TASK DESCRIPTION >>
All entries below are to be written out again exactly, but no picture is to be copied.

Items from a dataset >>

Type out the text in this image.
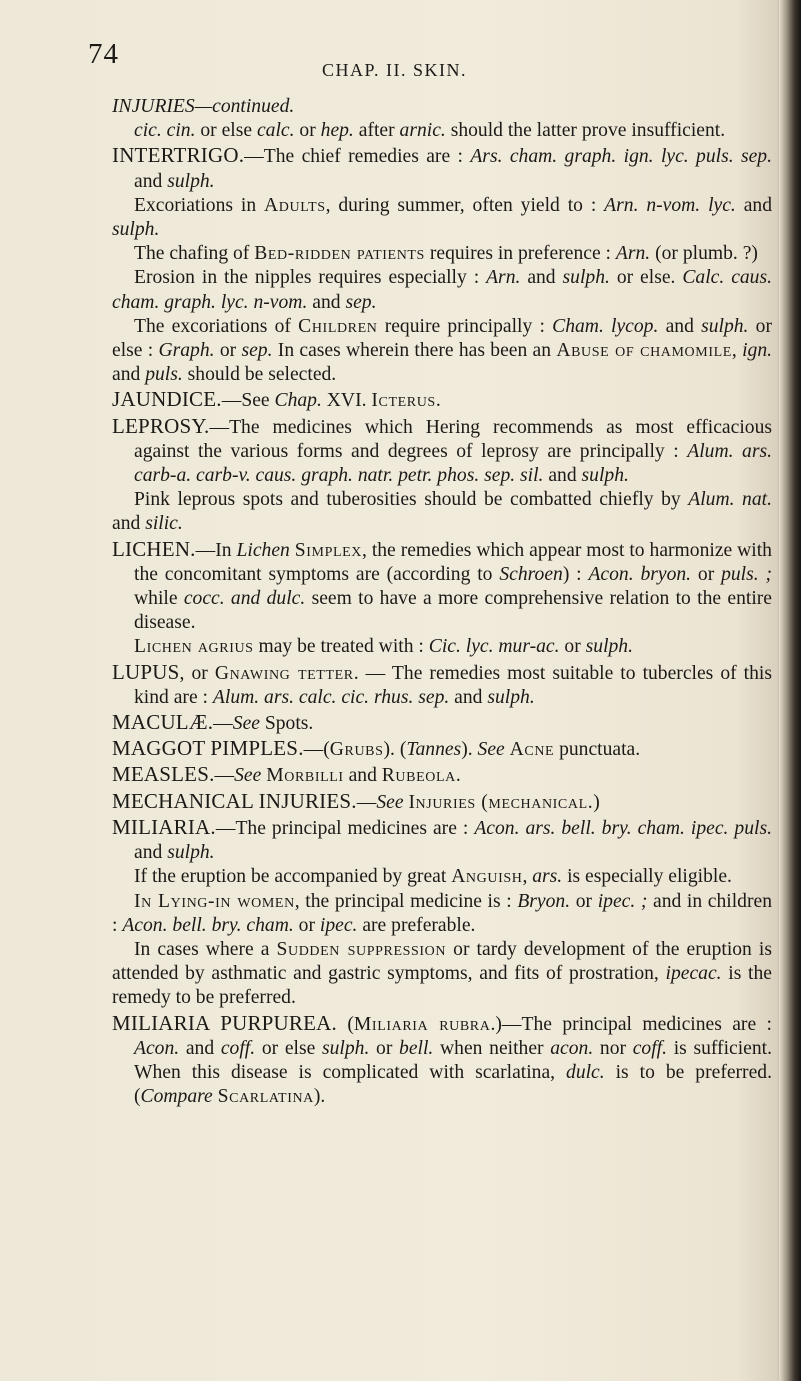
74	CHAP. II. SKIN.

INJURIES—continued.

cic. cin. or else calc. or hep. after arnic. should the latter prove insufficient.

INTERTRIGO.—The chief remedies are : Ars. cham. graph. ign. lyc. puls. sep. and sulph.

Excoriations in Adults, during summer, often yield to : Arn. n-vom. lyc. and sulph.

The chafing of Bed-ridden patients requires in preference : Arn. (or plumb. ?)

Erosion in the nipples requires especially : Arn. and sulph. or else. Calc. caus. cham. graph. lyc. n-vom. and sep.

The excoriations of Children require principally : Cham. lycop. and sulph. or else : Graph. or sep. In cases wherein there has been an Abuse of chamomile, ign. and puls. should be selected.

JAUNDICE.—See Chap. XVI. Icterus.

LEPROSY.—The medicines which Hering recommends as most efficacious against the various forms and degrees of leprosy are principally : Alum. ars. carb-a. carb-v. caus. graph. natr. petr. phos. sep. sil. and sulph.

Pink leprous spots and tuberosities should be combatted chiefly by Alum. nat. and silic.

LICHEN.—In Lichen Simplex, the remedies which appear most to harmonize with the concomitant symptoms are (according to Schroen) : Acon. bryon. or puls. ; while cocc. and dulc. seem to have a more comprehensive relation to the entire disease.

Lichen agrius may be treated with : Cic. lyc. mur-ac. or sulph.

LUPUS, or Gnawing tetter. — The remedies most suitable to tubercles of this kind are : Alum. ars. calc. cic. rhus. sep. and sulph.

MACULÆ.—See Spots.

MAGGOT PIMPLES.—(Grubs). (Tannes). See Acne punctuata.

MEASLES.—See Morbilli and Rubeola.

MECHANICAL INJURIES.—See Injuries (mechanical.)

MILIARIA.—The principal medicines are : Acon. ars. bell. bry. cham. ipec. puls. and sulph.

If the eruption be accompanied by great Anguish, ars. is especially eligible.

In Lying-in women, the principal medicine is : Bryon. or ipec. ; and in children : Acon. bell. bry. cham. or ipec. are preferable.

In cases where a Sudden suppression or tardy development of the eruption is attended by asthmatic and gastric symptoms, and fits of prostration, ipecac. is the remedy to be preferred.

MILIARIA PURPUREA. (Miliaria rubra.)—The principal medicines are : Acon. and coff. or else sulph. or bell. when neither acon. nor coff. is sufficient. When this disease is complicated with scarlatina, dulc. is to be preferred. (Compare Scarlatina).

SOLUTION TO THIS PROBLEM >>
Type out the text in this image.
74	CHAP. II. SKIN.

INJURIES—continued.

cic. cin. or else calc. or hep. after arnic. should the latter prove insufficient.

INTERTRIGO.—The chief remedies are : Ars. cham. graph. ign. lyc. puls. sep. and sulph.

Excoriations in Adults, during summer, often yield to : Arn. n-vom. lyc. and sulph.

The chafing of Bed-ridden patients requires in preference : Arn. (or plumb. ?)

Erosion in the nipples requires especially : Arn. and sulph. or else. Calc. caus. cham. graph. lyc. n-vom. and sep.

The excoriations of Children require principally : Cham. lycop. and sulph. or else : Graph. or sep. In cases wherein there has been an Abuse of chamomile, ign. and puls. should be selected.

JAUNDICE.—See Chap. XVI. Icterus.

LEPROSY.—The medicines which Hering recommends as most efficacious against the various forms and degrees of leprosy are principally : Alum. ars. carb-a. carb-v. caus. graph. natr. petr. phos. sep. sil. and sulph.

Pink leprous spots and tuberosities should be combatted chiefly by Alum. nat. and silic.

LICHEN.—In Lichen Simplex, the remedies which appear most to harmonize with the concomitant symptoms are (according to Schroen) : Acon. bryon. or puls. ; while cocc. and dulc. seem to have a more comprehensive relation to the entire disease.

Lichen agrius may be treated with : Cic. lyc. mur-ac. or sulph.

LUPUS, or Gnawing tetter. — The remedies most suitable to tubercles of this kind are : Alum. ars. calc. cic. rhus. sep. and sulph.

MACULÆ.—See Spots.

MAGGOT PIMPLES.—(Grubs). (Tannes). See Acne punctuata.

MEASLES.—See Morbilli and Rubeola.

MECHANICAL INJURIES.—See Injuries (mechanical.)

MILIARIA.—The principal medicines are : Acon. ars. bell. bry. cham. ipec. puls. and sulph.

If the eruption be accompanied by great Anguish, ars. is especially eligible.

In Lying-in women, the principal medicine is : Bryon. or ipec. ; and in children : Acon. bell. bry. cham. or ipec. are preferable.

In cases where a Sudden suppression or tardy development of the eruption is attended by asthmatic and gastric symptoms, and fits of prostration, ipecac. is the remedy to be preferred.

MILIARIA PURPUREA. (Miliaria rubra.)—The principal medicines are : Acon. and coff. or else sulph. or bell. when neither acon. nor coff. is sufficient. When this disease is complicated with scarlatina, dulc. is to be preferred. (Compare Scarlatina).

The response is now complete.